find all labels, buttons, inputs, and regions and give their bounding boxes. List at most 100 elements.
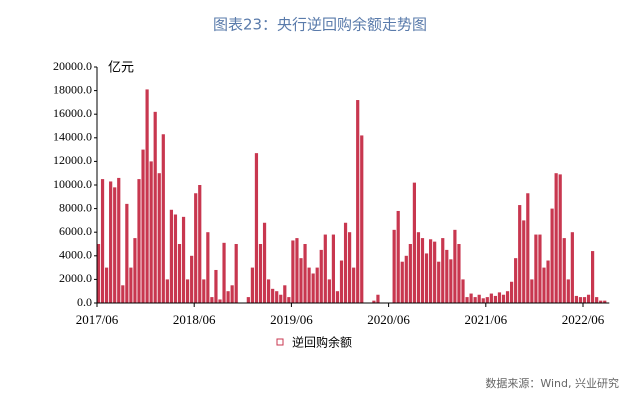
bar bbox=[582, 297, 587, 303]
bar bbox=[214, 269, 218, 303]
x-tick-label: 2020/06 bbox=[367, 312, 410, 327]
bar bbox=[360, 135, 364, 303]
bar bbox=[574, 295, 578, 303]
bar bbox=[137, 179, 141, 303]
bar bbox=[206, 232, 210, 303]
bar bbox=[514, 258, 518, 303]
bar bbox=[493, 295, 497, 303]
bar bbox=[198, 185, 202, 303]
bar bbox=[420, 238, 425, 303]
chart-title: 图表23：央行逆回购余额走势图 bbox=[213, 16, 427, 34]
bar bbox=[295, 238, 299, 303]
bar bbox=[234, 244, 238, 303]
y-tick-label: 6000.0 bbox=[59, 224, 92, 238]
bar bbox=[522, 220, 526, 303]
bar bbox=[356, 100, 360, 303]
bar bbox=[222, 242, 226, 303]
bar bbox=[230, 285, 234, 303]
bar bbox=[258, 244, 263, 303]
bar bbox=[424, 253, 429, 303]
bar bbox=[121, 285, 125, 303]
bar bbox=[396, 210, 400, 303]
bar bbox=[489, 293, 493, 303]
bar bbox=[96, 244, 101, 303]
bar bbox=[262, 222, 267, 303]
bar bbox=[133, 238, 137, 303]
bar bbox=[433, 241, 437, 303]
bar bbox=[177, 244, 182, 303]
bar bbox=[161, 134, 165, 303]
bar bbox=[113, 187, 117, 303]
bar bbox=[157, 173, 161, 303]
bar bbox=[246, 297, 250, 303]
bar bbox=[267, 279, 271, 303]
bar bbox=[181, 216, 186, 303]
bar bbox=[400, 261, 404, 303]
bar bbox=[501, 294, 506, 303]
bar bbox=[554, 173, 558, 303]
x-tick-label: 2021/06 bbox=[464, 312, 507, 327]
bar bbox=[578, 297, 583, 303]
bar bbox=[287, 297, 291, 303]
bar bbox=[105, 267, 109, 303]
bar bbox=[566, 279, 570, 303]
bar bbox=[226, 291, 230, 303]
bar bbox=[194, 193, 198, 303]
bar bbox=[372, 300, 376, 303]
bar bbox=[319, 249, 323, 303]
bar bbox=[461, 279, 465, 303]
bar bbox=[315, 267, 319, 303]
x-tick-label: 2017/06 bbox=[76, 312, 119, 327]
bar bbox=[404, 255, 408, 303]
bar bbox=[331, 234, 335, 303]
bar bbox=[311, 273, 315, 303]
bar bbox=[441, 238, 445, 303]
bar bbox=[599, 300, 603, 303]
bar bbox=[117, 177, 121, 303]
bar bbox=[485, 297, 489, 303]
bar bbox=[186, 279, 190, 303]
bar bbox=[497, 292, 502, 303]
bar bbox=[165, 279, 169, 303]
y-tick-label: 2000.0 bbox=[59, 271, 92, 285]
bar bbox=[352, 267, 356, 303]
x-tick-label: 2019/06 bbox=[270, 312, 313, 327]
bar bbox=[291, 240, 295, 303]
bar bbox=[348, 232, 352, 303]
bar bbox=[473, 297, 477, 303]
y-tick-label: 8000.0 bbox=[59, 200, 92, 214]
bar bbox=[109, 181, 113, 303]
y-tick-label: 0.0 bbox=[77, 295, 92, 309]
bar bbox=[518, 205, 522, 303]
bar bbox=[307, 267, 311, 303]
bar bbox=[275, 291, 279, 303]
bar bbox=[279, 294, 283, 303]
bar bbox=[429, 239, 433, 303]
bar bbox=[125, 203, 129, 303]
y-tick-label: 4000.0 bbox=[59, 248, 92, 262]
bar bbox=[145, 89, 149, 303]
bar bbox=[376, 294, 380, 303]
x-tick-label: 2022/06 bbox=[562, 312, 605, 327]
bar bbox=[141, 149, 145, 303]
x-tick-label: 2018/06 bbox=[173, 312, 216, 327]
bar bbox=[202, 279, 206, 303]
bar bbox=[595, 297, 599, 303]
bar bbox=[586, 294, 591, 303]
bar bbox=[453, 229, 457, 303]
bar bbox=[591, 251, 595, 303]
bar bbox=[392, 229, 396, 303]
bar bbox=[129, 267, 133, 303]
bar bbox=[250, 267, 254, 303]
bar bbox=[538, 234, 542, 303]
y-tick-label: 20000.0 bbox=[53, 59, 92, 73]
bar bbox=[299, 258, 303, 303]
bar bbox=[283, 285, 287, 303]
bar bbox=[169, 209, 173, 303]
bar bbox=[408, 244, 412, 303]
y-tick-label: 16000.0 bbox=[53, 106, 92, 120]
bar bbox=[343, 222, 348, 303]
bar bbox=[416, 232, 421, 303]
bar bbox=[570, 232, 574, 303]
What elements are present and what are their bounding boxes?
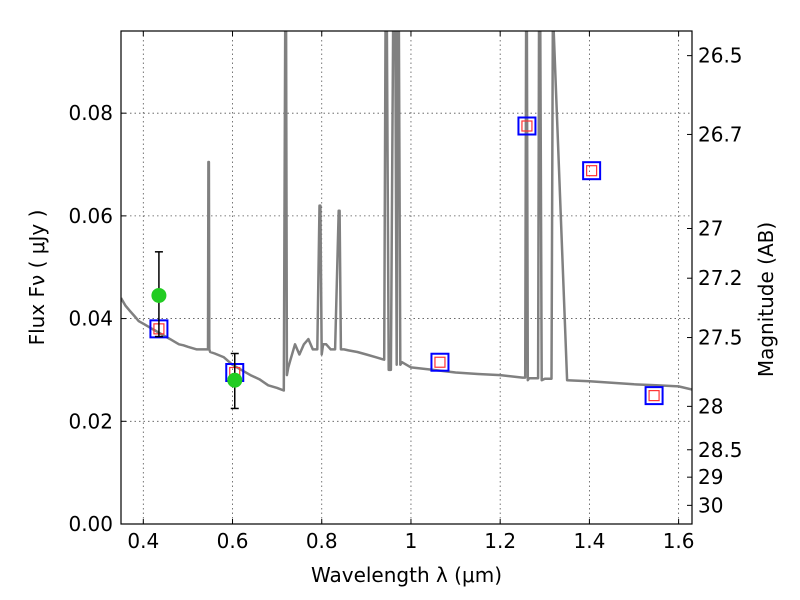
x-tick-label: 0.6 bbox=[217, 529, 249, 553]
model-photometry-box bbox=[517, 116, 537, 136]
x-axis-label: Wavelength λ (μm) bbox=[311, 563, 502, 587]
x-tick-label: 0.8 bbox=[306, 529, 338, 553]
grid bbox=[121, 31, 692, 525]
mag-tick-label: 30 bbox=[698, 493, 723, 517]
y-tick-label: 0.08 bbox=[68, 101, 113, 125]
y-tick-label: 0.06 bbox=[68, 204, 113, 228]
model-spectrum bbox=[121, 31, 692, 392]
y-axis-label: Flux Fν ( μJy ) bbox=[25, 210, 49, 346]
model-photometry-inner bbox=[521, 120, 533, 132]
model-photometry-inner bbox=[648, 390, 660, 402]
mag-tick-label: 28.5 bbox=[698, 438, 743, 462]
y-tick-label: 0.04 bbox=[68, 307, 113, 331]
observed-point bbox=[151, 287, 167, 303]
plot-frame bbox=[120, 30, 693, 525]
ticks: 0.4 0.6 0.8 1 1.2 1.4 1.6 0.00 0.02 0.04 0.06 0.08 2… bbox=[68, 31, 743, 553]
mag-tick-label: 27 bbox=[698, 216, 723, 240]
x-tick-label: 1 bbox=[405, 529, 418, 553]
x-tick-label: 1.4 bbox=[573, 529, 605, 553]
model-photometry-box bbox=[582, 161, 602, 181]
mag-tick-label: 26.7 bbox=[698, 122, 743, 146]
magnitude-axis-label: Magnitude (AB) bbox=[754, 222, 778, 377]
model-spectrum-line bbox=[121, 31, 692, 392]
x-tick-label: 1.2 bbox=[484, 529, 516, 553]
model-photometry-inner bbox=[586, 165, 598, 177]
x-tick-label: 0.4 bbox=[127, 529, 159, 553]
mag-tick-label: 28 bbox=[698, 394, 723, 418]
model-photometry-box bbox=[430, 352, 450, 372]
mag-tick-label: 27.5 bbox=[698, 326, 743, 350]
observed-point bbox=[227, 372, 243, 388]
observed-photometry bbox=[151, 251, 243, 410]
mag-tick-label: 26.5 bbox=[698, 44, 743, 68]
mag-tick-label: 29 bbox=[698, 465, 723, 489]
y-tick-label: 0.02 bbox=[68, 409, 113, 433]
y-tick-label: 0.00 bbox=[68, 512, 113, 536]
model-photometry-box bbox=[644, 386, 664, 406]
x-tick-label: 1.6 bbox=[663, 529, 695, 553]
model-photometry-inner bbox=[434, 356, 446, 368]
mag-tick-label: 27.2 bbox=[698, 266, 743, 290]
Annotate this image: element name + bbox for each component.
...
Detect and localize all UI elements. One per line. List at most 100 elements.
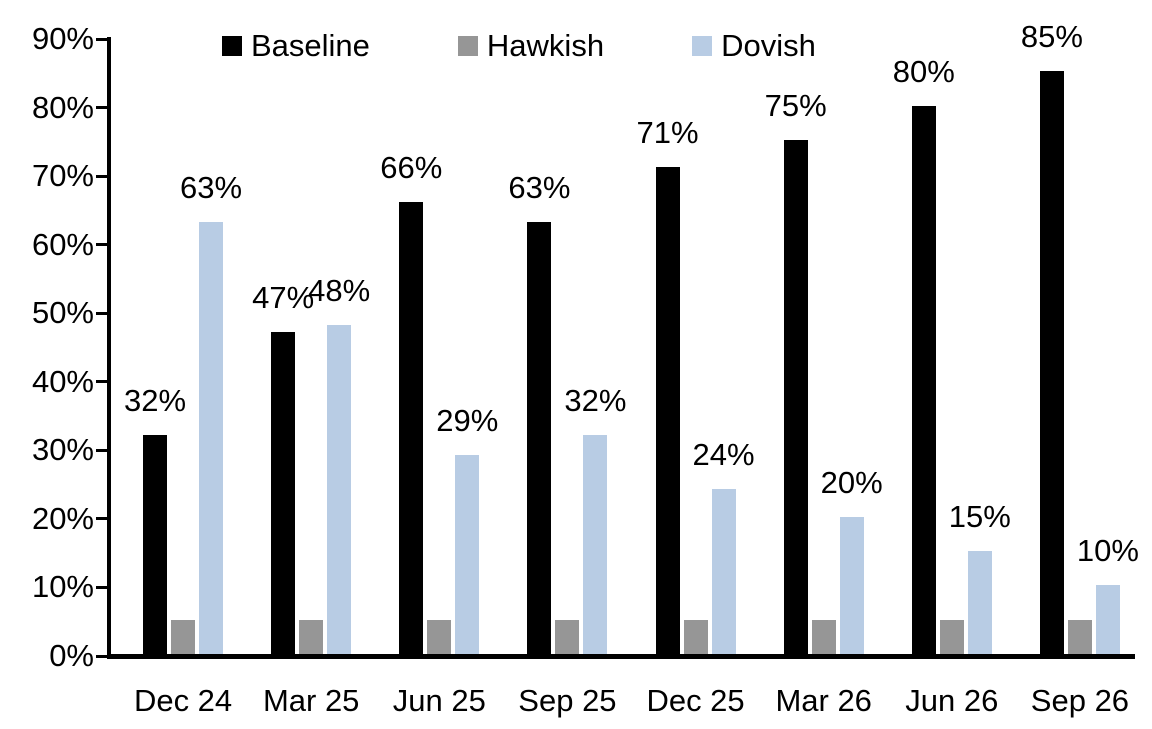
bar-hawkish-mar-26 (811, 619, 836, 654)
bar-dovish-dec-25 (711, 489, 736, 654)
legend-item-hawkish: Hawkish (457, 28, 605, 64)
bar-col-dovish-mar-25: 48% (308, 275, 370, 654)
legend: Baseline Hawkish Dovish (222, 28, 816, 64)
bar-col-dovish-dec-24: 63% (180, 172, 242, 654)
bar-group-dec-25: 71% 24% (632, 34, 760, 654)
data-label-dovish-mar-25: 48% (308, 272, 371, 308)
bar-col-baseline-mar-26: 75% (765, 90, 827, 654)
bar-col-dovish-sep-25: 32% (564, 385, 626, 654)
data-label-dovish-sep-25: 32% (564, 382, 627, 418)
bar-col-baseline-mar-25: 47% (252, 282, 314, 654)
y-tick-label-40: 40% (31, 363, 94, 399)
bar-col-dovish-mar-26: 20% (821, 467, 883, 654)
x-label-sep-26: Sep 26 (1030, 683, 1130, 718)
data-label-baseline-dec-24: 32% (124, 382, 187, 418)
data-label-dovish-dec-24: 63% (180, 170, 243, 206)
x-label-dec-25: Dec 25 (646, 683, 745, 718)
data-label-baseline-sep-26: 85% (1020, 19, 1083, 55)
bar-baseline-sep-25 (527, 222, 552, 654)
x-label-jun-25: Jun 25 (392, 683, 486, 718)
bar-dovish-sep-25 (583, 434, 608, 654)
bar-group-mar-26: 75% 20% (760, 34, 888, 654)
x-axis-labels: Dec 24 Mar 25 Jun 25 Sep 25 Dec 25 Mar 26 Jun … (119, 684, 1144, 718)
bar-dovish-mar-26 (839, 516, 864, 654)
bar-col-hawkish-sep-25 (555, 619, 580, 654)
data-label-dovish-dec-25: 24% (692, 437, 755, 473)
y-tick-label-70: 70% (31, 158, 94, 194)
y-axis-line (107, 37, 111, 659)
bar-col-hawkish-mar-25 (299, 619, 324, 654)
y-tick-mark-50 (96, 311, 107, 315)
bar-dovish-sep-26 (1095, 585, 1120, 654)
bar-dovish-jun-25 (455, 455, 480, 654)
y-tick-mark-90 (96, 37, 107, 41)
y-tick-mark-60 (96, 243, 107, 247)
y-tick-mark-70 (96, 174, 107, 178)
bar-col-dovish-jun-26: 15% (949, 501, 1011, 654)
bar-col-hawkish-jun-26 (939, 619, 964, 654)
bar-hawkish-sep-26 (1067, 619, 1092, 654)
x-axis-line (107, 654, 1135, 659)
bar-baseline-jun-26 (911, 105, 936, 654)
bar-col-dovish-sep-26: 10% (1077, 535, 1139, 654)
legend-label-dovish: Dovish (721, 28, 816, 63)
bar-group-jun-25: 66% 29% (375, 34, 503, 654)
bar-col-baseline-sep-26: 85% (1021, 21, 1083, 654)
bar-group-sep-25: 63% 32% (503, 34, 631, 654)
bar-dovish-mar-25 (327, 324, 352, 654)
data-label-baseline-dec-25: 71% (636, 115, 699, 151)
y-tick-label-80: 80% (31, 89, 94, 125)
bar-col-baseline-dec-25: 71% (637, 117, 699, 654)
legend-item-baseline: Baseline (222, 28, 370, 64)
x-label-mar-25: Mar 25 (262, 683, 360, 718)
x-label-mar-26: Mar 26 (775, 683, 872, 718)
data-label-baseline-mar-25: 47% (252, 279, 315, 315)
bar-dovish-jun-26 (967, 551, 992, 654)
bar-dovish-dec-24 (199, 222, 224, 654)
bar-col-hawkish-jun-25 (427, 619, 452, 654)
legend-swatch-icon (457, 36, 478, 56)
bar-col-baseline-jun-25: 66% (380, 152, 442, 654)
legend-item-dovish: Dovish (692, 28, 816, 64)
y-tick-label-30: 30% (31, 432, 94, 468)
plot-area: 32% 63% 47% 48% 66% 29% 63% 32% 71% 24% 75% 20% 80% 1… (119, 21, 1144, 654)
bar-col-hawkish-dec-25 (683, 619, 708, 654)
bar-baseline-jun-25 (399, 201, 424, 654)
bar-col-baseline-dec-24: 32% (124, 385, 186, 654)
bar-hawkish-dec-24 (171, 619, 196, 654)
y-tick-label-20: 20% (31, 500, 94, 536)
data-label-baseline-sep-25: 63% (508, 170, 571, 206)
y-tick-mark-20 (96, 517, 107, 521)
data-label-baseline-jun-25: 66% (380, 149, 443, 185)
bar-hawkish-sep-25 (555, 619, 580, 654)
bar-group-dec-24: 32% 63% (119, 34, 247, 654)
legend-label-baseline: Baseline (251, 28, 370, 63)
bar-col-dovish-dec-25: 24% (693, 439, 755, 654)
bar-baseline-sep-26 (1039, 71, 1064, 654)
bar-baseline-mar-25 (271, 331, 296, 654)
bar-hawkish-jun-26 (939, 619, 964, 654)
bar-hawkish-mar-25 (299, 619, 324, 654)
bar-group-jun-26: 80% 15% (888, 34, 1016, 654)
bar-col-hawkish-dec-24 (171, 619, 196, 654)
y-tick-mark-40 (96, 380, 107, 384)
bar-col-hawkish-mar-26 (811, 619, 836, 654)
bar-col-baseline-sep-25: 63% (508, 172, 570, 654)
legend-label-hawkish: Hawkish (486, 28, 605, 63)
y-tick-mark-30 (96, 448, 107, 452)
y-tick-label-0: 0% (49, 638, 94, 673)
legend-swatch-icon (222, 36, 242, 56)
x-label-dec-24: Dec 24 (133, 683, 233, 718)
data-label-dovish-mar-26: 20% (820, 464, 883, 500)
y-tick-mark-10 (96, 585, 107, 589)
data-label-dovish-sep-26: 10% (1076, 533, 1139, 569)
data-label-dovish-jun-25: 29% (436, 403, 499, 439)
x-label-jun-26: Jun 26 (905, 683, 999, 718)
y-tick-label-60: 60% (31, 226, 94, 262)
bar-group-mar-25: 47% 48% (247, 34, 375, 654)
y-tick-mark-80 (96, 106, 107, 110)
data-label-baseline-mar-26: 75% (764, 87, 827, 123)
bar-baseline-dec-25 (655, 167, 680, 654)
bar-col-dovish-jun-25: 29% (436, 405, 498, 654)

The request → Turn the data starting at the line containing "x-tick-label: 0.6 bbox=[217, 529, 249, 553]" and ending at the line containing "model-photometry-inner bbox=[434, 356, 446, 368]" into a numbered list, leaving out any blank lines.

Response below →
1. x-tick-label: 0.6 bbox=[217, 529, 249, 553]
2. model-photometry-box bbox=[517, 116, 537, 136]
3. x-axis-label: Wavelength λ (μm) bbox=[311, 563, 502, 587]
4. x-tick-label: 0.8 bbox=[306, 529, 338, 553]
5. grid bbox=[121, 31, 692, 525]
6. mag-tick-label: 30 bbox=[698, 493, 723, 517]
7. y-tick-label: 0.08 bbox=[68, 101, 113, 125]
8. y-tick-label: 0.06 bbox=[68, 204, 113, 228]
9. model-spectrum bbox=[121, 31, 692, 392]
10. y-axis-label: Flux Fν ( μJy ) bbox=[25, 210, 49, 346]
11. model-photometry-inner bbox=[521, 120, 533, 132]
12. model-photometry-inner bbox=[648, 390, 660, 402]
13. mag-tick-label: 28.5 bbox=[698, 438, 743, 462]
14. y-tick-label: 0.04 bbox=[68, 307, 113, 331]
15. observed-point bbox=[151, 287, 167, 303]
16. plot-frame bbox=[120, 30, 693, 525]
17. ticks: 0.4 0.6 0.8 1 1.2 1.4 1.6 0.00 0.02 0.04 0.06 0.08 2… bbox=[68, 31, 743, 553]
18. mag-tick-label: 27 bbox=[698, 216, 723, 240]
19. x-tick-label: 1 bbox=[405, 529, 418, 553]
20. x-tick-label: 1.4 bbox=[573, 529, 605, 553]
21. model-photometry-box bbox=[582, 161, 602, 181]
22. mag-tick-label: 26.7 bbox=[698, 122, 743, 146]
23. magnitude-axis-label: Magnitude (AB) bbox=[754, 222, 778, 377]
24. model-spectrum-line bbox=[121, 31, 692, 392]
25. x-tick-label: 1.2 bbox=[484, 529, 516, 553]
26. model-photometry-inner bbox=[586, 165, 598, 177]
27. x-tick-label: 0.4 bbox=[127, 529, 159, 553]
28. mag-tick-label: 28 bbox=[698, 394, 723, 418]
29. model-photometry-box bbox=[430, 352, 450, 372]
30. mag-tick-label: 27.5 bbox=[698, 326, 743, 350]
31. observed-point bbox=[227, 372, 243, 388]
32. observed-photometry bbox=[151, 251, 243, 410]
33. mag-tick-label: 26.5 bbox=[698, 44, 743, 68]
34. mag-tick-label: 29 bbox=[698, 465, 723, 489]
35. y-tick-label: 0.02 bbox=[68, 409, 113, 433]
36. y-tick-label: 0.00 bbox=[68, 512, 113, 536]
37. model-photometry-box bbox=[644, 386, 664, 406]
38. x-tick-label: 1.6 bbox=[663, 529, 695, 553]
39. model-photometry-inner bbox=[434, 356, 446, 368]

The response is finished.